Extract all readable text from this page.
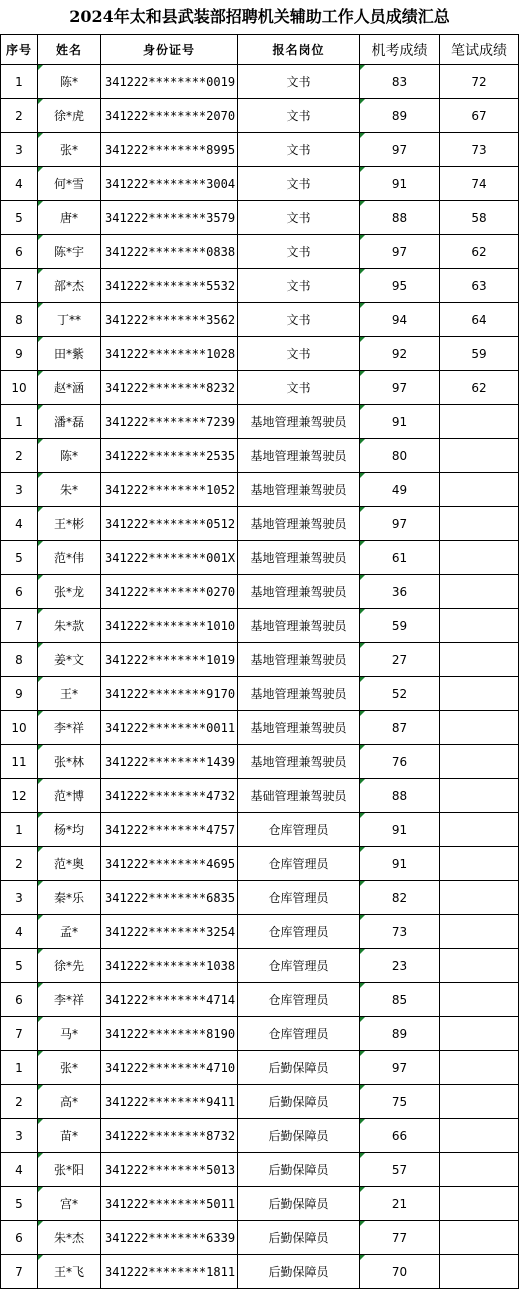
2024年太和县武装部招聘机关辅助工作人员成绩汇总
序号	姓名	身份证号	报名岗位	机考成绩	笔试成绩
1	陈*	341222********0019	文书	83	72
2	徐*虎	341222********2070	文书	89	67
3	张*	341222********8995	文书	97	73
4	何*雪	341222********3004	文书	91	74
5	唐*	341222********3579	文书	88	58
6	陈*宇	341222********0838	文书	97	62
7	部*杰	341222********5532	文书	95	63
8	丁**	341222********3562	文书	94	64
9	田*紫	341222********1028	文书	92	59
10	赵*涵	341222********8232	文书	97	62
1	潘*磊	341222********7239	基地管理兼驾驶员	91	
2	陈*	341222********2535	基地管理兼驾驶员	80	
3	朱*	341222********1052	基地管理兼驾驶员	49	
4	王*彬	341222********0512	基地管理兼驾驶员	97	
5	范*伟	341222********001X	基地管理兼驾驶员	61	
6	张*龙	341222********0270	基地管理兼驾驶员	36	
7	朱*款	341222********1010	基地管理兼驾驶员	59	
8	姜*文	341222********1019	基地管理兼驾驶员	27	
9	王*	341222********9170	基地管理兼驾驶员	52	
10	李*祥	341222********0011	基地管理兼驾驶员	87	
11	张*林	341222********1439	基地管理兼驾驶员	76	
12	范*博	341222********4732	基础管理兼驾驶员	88	
1	杨*均	341222********4757	仓库管理员	91	
2	范*奥	341222********4695	仓库管理员	91	
3	秦*乐	341222********6835	仓库管理员	82	
4	孟*	341222********3254	仓库管理员	73	
5	徐*先	341222********1038	仓库管理员	23	
6	李*祥	341222********4714	仓库管理员	85	
7	马*	341222********8190	仓库管理员	89	
1	张*	341222********4710	后勤保障员	97	
2	高*	341222********9411	后勤保障员	75	
3	苗*	341222********8732	后勤保障员	66	
4	张*阳	341222********5013	后勤保障员	57	
5	宫*	341222********5011	后勤保障员	21	
6	朱*杰	341222********6339	后勤保障员	77	
7	王*飞	341222********1811	后勤保障员	70	
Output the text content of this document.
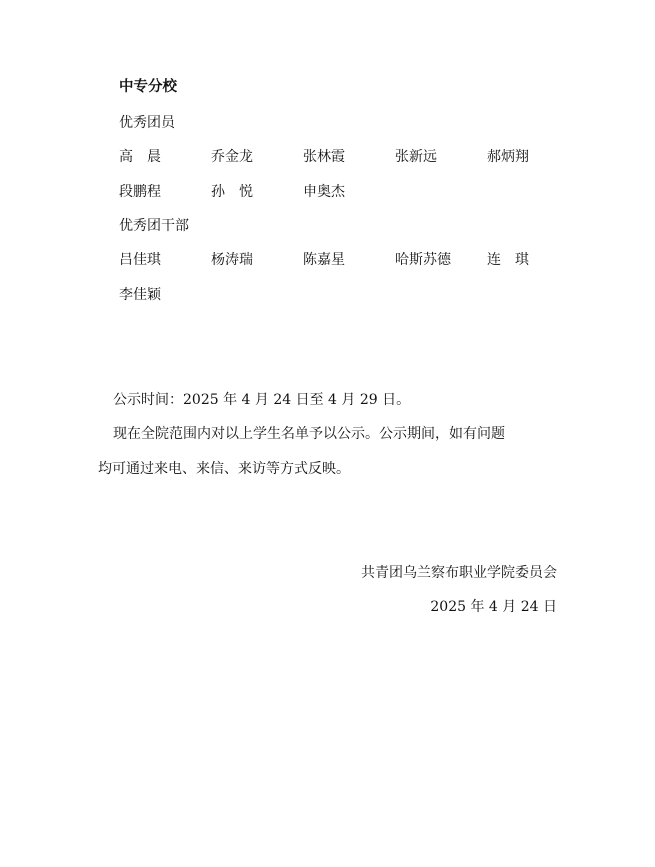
中专分校
优秀团员
高　晨	乔金龙	张林霞	张新远	郝炳翔
段鹏程	孙　悦	申奥杰
优秀团干部
吕佳琪	杨涛瑞	陈嘉星	哈斯苏德	连　琪
李佳颖
公示时间：2025 年 4 月 24 日至 4 月 29 日。
现在全院范围内对以上学生名单予以公示。公示期间，如有问题
均可通过来电、来信、来访等方式反映。
共青团乌兰察布职业学院委员会
2025 年 4 月 24 日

### Required work:
Select every line in the material above where the string "仓库管理员" occurs, and copy it.

### Answer:
1	杨*均	341222********4757	仓库管理员	91	
2	范*奥	341222********4695	仓库管理员	91	
3	秦*乐	341222********6835	仓库管理员	82	
4	孟*	341222********3254	仓库管理员	73	
5	徐*先	341222********1038	仓库管理员	23	
6	李*祥	341222********4714	仓库管理员	85	
7	马*	341222********8190	仓库管理员	89	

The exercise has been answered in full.